> **Task goal**: For the listing below, give the number of lines in which "Компьютер" occurs. Add nothing.

◇ ◇ ◇ ◇

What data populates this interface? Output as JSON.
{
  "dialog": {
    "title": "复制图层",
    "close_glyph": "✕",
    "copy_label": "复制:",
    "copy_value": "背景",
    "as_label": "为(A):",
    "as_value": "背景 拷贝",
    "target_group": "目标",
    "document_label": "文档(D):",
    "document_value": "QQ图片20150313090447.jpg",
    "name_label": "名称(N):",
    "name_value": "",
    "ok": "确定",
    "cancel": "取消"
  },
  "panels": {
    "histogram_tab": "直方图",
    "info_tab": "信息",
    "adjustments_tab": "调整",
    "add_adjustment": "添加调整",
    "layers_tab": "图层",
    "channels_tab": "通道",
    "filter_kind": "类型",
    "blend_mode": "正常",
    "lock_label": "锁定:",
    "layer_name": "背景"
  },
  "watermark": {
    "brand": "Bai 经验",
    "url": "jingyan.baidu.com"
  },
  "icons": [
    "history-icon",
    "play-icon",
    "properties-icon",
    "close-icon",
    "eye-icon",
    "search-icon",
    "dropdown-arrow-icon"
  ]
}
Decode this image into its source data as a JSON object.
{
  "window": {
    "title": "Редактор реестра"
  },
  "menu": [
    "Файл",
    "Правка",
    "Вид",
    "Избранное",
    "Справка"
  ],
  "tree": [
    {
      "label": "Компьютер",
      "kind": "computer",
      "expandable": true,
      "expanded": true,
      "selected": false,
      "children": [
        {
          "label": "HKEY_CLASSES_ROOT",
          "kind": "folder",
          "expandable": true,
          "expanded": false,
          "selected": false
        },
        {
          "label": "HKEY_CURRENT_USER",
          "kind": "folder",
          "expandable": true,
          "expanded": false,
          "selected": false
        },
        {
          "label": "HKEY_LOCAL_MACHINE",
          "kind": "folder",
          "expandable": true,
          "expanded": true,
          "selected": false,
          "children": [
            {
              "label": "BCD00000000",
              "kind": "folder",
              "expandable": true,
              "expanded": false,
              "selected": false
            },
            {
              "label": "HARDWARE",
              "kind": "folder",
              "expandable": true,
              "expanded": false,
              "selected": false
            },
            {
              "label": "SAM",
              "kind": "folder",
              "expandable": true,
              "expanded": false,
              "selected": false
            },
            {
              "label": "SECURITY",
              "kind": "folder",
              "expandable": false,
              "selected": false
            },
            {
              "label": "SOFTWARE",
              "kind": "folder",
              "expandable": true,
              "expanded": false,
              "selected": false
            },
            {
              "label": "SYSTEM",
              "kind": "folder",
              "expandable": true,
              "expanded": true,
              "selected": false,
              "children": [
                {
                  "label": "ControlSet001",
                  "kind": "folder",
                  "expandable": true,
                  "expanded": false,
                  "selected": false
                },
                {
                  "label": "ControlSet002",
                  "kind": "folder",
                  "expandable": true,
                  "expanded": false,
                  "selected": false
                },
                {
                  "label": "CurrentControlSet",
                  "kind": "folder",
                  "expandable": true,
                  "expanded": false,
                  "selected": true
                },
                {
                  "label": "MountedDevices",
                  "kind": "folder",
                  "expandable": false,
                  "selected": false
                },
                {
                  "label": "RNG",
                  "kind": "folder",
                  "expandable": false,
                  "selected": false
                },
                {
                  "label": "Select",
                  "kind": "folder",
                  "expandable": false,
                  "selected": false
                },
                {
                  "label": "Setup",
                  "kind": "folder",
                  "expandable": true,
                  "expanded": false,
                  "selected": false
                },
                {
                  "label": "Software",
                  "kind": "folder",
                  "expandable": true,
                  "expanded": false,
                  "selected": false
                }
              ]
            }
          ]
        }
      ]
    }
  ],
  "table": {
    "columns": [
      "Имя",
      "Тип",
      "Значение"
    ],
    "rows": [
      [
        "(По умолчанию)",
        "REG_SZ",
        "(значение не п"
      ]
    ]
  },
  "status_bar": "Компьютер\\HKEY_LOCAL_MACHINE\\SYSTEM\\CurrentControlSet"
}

◇ ◇ ◇ ◇

> **Answer for the task**: 2